(Your goal): Give every entry again, word for word.

(Listed records):
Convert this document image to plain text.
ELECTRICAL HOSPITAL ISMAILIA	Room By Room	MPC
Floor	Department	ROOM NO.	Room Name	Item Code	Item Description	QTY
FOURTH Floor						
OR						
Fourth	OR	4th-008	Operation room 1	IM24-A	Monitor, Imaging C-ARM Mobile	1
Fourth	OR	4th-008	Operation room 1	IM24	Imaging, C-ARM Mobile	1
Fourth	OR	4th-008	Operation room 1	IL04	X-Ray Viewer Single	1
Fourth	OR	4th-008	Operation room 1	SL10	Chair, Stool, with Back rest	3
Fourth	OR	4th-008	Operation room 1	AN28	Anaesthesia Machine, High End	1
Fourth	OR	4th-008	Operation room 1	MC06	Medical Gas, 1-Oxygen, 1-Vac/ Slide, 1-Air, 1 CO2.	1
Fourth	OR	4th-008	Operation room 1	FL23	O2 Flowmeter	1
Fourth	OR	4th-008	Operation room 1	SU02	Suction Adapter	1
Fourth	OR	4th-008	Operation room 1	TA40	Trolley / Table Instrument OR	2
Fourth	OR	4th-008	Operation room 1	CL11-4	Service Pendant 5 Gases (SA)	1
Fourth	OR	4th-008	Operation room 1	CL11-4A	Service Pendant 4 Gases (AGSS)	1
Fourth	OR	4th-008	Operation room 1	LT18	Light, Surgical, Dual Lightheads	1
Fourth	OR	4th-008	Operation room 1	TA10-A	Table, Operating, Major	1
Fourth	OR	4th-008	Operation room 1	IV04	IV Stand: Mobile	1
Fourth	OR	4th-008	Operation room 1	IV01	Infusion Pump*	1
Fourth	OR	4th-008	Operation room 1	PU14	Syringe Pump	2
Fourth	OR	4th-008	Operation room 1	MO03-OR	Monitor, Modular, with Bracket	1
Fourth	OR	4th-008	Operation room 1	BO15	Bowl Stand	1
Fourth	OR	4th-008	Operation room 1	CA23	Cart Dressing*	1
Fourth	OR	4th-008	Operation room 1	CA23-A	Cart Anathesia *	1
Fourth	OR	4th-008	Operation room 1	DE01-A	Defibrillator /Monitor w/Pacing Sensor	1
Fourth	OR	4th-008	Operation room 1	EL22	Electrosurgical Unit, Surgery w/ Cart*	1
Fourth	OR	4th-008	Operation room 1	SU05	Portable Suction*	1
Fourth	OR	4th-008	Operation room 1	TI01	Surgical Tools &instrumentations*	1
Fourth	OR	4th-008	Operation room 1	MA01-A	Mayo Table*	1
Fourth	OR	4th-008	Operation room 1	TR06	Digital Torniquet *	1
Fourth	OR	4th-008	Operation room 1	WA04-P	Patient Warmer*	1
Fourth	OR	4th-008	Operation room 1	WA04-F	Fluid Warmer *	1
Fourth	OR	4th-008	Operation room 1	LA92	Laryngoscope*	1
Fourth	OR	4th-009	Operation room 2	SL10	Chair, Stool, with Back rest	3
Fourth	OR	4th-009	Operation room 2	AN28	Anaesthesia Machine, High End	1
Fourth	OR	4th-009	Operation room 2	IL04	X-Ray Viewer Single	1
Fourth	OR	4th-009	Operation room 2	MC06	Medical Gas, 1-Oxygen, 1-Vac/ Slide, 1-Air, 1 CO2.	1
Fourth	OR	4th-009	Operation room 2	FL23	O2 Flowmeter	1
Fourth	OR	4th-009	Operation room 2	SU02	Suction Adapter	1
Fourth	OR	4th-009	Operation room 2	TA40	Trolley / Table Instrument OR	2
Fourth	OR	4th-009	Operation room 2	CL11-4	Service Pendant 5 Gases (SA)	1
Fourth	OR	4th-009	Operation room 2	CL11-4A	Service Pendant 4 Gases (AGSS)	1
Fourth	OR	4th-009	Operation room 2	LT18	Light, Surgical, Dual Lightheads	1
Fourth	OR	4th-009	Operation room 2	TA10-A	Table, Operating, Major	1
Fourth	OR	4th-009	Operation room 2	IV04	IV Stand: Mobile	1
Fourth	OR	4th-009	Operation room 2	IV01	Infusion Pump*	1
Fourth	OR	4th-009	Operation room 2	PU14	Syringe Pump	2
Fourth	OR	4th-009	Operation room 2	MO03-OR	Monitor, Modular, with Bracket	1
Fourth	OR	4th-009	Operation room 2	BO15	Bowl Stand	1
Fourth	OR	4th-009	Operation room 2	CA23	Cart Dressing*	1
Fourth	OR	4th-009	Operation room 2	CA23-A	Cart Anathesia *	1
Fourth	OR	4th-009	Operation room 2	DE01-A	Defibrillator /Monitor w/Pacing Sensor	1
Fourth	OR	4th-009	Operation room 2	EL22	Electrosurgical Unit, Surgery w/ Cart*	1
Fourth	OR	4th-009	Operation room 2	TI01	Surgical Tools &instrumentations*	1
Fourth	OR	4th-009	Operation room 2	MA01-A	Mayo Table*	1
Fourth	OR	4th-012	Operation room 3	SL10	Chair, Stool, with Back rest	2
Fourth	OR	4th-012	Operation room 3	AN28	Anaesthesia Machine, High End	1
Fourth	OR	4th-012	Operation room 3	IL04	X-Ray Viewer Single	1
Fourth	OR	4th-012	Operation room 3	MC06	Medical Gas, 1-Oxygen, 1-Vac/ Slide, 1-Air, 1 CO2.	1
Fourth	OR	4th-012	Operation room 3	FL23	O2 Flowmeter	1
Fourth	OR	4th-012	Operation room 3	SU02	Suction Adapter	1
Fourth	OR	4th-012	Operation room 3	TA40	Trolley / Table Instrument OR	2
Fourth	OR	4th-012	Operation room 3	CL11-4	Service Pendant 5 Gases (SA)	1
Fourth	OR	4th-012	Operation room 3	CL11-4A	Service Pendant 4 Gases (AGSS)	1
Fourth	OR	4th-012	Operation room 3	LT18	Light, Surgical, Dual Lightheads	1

(Response to this task):
Convert this document image to plain text.
ELECTRICAL HOSPITAL ISMAILIA	Room By Room	MPC
Floor	Department	ROOM NO.	Room Name	Item Code	Item Description	QTY
FOURTH Floor						
OR						
Fourth	OR	4th-008	Operation room 1	IM24-A	Monitor, Imaging C-ARM Mobile	1
Fourth	OR	4th-008	Operation room 1	IM24	Imaging, C-ARM Mobile	1
Fourth	OR	4th-008	Operation room 1	IL04	X-Ray Viewer Single	1
Fourth	OR	4th-008	Operation room 1	SL10	Chair, Stool, with Back rest	3
Fourth	OR	4th-008	Operation room 1	AN28	Anaesthesia Machine, High End	1
Fourth	OR	4th-008	Operation room 1	MC06	Medical Gas, 1-Oxygen, 1-Vac/ Slide, 1-Air, 1 CO2.	1
Fourth	OR	4th-008	Operation room 1	FL23	O2 Flowmeter	1
Fourth	OR	4th-008	Operation room 1	SU02	Suction Adapter	1
Fourth	OR	4th-008	Operation room 1	TA40	Trolley / Table Instrument OR	2
Fourth	OR	4th-008	Operation room 1	CL11-4	Service Pendant 5 Gases (SA)	1
Fourth	OR	4th-008	Operation room 1	CL11-4A	Service Pendant 4 Gases (AGSS)	1
Fourth	OR	4th-008	Operation room 1	LT18	Light, Surgical, Dual Lightheads	1
Fourth	OR	4th-008	Operation room 1	TA10-A	Table, Operating, Major	1
Fourth	OR	4th-008	Operation room 1	IV04	IV Stand: Mobile	1
Fourth	OR	4th-008	Operation room 1	IV01	Infusion Pump*	1
Fourth	OR	4th-008	Operation room 1	PU14	Syringe Pump	2
Fourth	OR	4th-008	Operation room 1	MO03-OR	Monitor, Modular, with Bracket	1
Fourth	OR	4th-008	Operation room 1	BO15	Bowl Stand	1
Fourth	OR	4th-008	Operation room 1	CA23	Cart Dressing*	1
Fourth	OR	4th-008	Operation room 1	CA23-A	Cart Anathesia *	1
Fourth	OR	4th-008	Operation room 1	DE01-A	Defibrillator /Monitor w/Pacing Sensor	1
Fourth	OR	4th-008	Operation room 1	EL22	Electrosurgical Unit, Surgery w/ Cart*	1
Fourth	OR	4th-008	Operation room 1	SU05	Portable Suction*	1
Fourth	OR	4th-008	Operation room 1	TI01	Surgical Tools &instrumentations*	1
Fourth	OR	4th-008	Operation room 1	MA01-A	Mayo Table*	1
Fourth	OR	4th-008	Operation room 1	TR06	Digital Torniquet *	1
Fourth	OR	4th-008	Operation room 1	WA04-P	Patient Warmer*	1
Fourth	OR	4th-008	Operation room 1	WA04-F	Fluid Warmer *	1
Fourth	OR	4th-008	Operation room 1	LA92	Laryngoscope*	1
Fourth	OR	4th-009	Operation room 2	SL10	Chair, Stool, with Back rest	3
Fourth	OR	4th-009	Operation room 2	AN28	Anaesthesia Machine, High End	1
Fourth	OR	4th-009	Operation room 2	IL04	X-Ray Viewer Single	1
Fourth	OR	4th-009	Operation room 2	MC06	Medical Gas, 1-Oxygen, 1-Vac/ Slide, 1-Air, 1 CO2.	1
Fourth	OR	4th-009	Operation room 2	FL23	O2 Flowmeter	1
Fourth	OR	4th-009	Operation room 2	SU02	Suction Adapter	1
Fourth	OR	4th-009	Operation room 2	TA40	Trolley / Table Instrument OR	2
Fourth	OR	4th-009	Operation room 2	CL11-4	Service Pendant 5 Gases (SA)	1
Fourth	OR	4th-009	Operation room 2	CL11-4A	Service Pendant 4 Gases (AGSS)	1
Fourth	OR	4th-009	Operation room 2	LT18	Light, Surgical, Dual Lightheads	1
Fourth	OR	4th-009	Operation room 2	TA10-A	Table, Operating, Major	1
Fourth	OR	4th-009	Operation room 2	IV04	IV Stand: Mobile	1
Fourth	OR	4th-009	Operation room 2	IV01	Infusion Pump*	1
Fourth	OR	4th-009	Operation room 2	PU14	Syringe Pump	2
Fourth	OR	4th-009	Operation room 2	MO03-OR	Monitor, Modular, with Bracket	1
Fourth	OR	4th-009	Operation room 2	BO15	Bowl Stand	1
Fourth	OR	4th-009	Operation room 2	CA23	Cart Dressing*	1
Fourth	OR	4th-009	Operation room 2	CA23-A	Cart Anathesia *	1
Fourth	OR	4th-009	Operation room 2	DE01-A	Defibrillator /Monitor w/Pacing Sensor	1
Fourth	OR	4th-009	Operation room 2	EL22	Electrosurgical Unit, Surgery w/ Cart*	1
Fourth	OR	4th-009	Operation room 2	TI01	Surgical Tools &instrumentations*	1
Fourth	OR	4th-009	Operation room 2	MA01-A	Mayo Table*	1
Fourth	OR	4th-012	Operation room 3	SL10	Chair, Stool, with Back rest	2
Fourth	OR	4th-012	Operation room 3	AN28	Anaesthesia Machine, High End	1
Fourth	OR	4th-012	Operation room 3	IL04	X-Ray Viewer Single	1
Fourth	OR	4th-012	Operation room 3	MC06	Medical Gas, 1-Oxygen, 1-Vac/ Slide, 1-Air, 1 CO2.	1
Fourth	OR	4th-012	Operation room 3	FL23	O2 Flowmeter	1
Fourth	OR	4th-012	Operation room 3	SU02	Suction Adapter	1
Fourth	OR	4th-012	Operation room 3	TA40	Trolley / Table Instrument OR	2
Fourth	OR	4th-012	Operation room 3	CL11-4	Service Pendant 5 Gases (SA)	1
Fourth	OR	4th-012	Operation room 3	CL11-4A	Service Pendant 4 Gases (AGSS)	1
Fourth	OR	4th-012	Operation room 3	LT18	Light, Surgical, Dual Lightheads	1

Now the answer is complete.